Extrait source:

○ ○ ○ ○ ○

55.      L’aptitude d’une prestation à alléger indirectement les charges familiales ne peut cependant pas suffire à justifier une discrimination indirecte en raison de la nationalité. À tout le moins, il est nécessaire de garantir que cette prestation bénéficiera à toutes les familles qui ont droit aux prestations familiales en vertu des règles de compétence du règlement no 1408/71. Tel n’est pas le cas de la réduction en cause en l’espèce.

56.      Il n’est même pas certain que toutes les familles qui perçoivent des prestations familiales pour des enfants étudiant dans une université autrichienne verront effectivement leurs charges diminuer indirectement grâce à la réduction accordée. Même à supposer que des réductions soient conclues sur tout le territoire autrichien, on peut douter que les étudiants bénéficient tous de liaisons appropriées dans les transports publics locaux. Les personnes qui dépendent d’autres modes de transport ne profiteront pas de cet allègement de charge. Il n’est pas non plus clairement établi que les réductions accordées permettront de décharger l’ensemble des familles concernées à un niveau comparable.

57.      Surtout, le critère de différenciation choisi discrimine de facto les étudiants qui exercent, par le biais de leur citoyenneté de l’Union, la liberté d’étudier dans d’autres États membres. Dans le cadre de la compétence de la République d’Autriche, une prestation familiale devrait en principe être également accordée, en vertu de l’article 73 du règlement no 1408/71, aux familles qui soutiennent financièrement des enfants étudiant à l’étranger. Or, cela est exclu par la réduction en cause en l’espèce. Les étudiants autrichiens qui se rendent à l’étranger ainsi que leurs familles seraient donc discriminés par rapport à ceux qui restent en Autriche.

○ ○ ○ ○ ○

Données fournies:
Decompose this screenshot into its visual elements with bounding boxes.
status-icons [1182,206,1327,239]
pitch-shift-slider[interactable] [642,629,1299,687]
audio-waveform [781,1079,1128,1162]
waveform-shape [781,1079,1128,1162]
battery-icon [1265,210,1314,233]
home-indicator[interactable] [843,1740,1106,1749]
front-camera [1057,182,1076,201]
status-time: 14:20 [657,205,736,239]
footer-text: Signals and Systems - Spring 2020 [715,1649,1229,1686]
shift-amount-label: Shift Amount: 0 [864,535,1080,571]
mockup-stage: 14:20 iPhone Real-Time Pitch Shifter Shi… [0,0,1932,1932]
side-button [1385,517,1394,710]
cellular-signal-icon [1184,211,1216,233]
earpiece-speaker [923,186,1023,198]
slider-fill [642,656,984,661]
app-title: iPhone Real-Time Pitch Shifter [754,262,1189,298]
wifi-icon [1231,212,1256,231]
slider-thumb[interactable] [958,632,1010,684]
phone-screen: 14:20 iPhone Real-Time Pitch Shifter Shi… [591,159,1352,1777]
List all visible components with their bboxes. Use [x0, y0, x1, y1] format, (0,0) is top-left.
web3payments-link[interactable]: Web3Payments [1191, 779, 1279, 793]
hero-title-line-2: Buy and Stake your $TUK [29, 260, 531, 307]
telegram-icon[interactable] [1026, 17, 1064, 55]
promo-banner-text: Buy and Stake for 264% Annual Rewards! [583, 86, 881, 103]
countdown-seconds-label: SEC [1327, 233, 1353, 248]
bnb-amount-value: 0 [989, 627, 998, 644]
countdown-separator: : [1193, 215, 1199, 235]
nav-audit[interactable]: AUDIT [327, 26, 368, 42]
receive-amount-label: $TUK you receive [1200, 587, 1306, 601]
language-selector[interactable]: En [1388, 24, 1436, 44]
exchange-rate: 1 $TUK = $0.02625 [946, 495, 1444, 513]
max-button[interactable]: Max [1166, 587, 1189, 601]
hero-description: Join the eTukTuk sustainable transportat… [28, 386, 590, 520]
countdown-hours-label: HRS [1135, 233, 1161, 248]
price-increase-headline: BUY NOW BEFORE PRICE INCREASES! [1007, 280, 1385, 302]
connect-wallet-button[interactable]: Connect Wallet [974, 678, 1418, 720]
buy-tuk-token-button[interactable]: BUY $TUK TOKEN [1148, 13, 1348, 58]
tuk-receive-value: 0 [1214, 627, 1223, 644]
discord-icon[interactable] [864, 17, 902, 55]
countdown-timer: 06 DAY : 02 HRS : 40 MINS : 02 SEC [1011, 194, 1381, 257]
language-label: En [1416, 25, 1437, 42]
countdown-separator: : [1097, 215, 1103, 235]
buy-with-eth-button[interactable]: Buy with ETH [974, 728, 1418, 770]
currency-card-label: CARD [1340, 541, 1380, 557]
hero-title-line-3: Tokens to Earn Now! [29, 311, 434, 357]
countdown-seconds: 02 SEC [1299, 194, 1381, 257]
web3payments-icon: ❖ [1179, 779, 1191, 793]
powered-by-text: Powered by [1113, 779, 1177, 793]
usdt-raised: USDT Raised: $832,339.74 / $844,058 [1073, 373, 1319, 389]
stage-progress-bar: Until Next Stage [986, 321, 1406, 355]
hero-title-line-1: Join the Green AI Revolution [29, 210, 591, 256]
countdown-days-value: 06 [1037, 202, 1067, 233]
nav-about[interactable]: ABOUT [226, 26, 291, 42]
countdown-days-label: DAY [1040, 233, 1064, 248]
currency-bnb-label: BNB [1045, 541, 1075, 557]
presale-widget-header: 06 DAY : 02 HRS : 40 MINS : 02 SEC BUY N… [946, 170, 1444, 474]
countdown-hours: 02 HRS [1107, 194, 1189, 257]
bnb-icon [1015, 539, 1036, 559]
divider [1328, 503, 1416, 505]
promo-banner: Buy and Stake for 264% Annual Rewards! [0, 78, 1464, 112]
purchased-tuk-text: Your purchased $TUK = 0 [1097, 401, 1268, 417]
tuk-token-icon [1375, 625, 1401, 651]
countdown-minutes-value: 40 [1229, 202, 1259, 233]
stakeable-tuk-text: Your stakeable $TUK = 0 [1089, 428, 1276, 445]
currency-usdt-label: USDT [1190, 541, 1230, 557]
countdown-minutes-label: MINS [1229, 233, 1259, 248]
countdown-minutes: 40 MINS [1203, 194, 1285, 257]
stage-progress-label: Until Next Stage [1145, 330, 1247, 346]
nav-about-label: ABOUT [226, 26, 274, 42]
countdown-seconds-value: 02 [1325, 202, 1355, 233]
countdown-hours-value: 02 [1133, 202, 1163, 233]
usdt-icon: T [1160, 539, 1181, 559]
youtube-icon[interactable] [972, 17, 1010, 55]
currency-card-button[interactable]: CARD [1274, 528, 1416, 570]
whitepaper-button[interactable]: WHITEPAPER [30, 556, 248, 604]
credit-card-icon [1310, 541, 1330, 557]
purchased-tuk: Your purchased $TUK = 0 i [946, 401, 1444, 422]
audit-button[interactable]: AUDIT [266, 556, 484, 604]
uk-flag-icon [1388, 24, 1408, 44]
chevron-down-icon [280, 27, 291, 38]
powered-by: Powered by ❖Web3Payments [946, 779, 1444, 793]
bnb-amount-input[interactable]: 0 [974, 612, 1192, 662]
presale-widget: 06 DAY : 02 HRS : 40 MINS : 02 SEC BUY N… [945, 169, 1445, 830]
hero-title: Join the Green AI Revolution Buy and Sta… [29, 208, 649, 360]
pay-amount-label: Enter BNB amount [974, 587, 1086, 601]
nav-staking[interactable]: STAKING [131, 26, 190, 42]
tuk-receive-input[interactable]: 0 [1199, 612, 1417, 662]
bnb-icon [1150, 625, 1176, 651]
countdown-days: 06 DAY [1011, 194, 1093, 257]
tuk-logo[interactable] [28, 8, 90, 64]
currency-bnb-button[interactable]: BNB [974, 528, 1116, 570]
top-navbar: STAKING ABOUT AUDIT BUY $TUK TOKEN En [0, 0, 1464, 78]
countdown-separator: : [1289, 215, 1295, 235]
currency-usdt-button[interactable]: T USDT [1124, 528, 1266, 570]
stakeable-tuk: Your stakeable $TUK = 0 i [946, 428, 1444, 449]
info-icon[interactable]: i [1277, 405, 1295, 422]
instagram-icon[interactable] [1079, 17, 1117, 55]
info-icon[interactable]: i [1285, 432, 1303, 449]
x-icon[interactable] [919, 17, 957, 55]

○ ○ ○ ○ ○

À faire:
**1)** Reproduisez le passage de l'extrait qui commence par « 55.      L’aptitude d’une prestation » et se poursuit jusqu'à « de la réduction en cause en l’espèce. ».
**2)** D'après l'extrait, quel article du règlement no 1408/71 prévoit en principe l'octroi d'une prestation familiale aux familles qui soutiennent financièrement des enfants étudiant à l'étranger ?
Les items forment un matériau indépendant de l'extrait.

Réponses:
**1)**
55.      L’aptitude d’une prestation à alléger indirectement les charges familiales ne peut cependant pas suffire à justifier une discrimination indirecte en raison de la nationalité. À tout le moins, il est nécessaire de garantir que cette prestation bénéficiera à toutes les familles qui ont droit aux prestations familiales en vertu des règles de compétence du règlement no 1408/71. Tel n’est pas le cas de la réduction en cause en l’espèce.

**2)** L'article 73 du règlement no 1408/71.